§ **What to produce**
Go through the material below and report how many lines contain "согласно". Give only the number.

§ **Material for this exercise**
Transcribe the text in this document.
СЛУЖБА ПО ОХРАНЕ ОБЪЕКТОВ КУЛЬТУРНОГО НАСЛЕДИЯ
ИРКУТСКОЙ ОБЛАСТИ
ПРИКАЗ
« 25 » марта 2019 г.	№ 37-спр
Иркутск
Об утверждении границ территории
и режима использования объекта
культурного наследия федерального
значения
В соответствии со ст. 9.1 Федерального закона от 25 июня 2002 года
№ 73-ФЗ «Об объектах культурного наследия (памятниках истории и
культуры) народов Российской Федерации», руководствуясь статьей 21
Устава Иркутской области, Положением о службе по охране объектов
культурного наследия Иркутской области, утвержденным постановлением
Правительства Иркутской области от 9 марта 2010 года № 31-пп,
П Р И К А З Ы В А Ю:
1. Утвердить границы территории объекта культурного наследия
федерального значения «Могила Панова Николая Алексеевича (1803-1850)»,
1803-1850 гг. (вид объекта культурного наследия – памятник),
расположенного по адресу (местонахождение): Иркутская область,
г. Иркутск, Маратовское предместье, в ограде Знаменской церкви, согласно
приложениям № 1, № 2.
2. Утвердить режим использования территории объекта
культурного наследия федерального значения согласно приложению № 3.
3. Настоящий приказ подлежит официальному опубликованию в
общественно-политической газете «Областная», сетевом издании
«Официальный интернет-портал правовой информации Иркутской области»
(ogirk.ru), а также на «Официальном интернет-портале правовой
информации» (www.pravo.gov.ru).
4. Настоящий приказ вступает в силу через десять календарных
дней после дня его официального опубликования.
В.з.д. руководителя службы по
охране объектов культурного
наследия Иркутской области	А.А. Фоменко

§ **Written answer**
2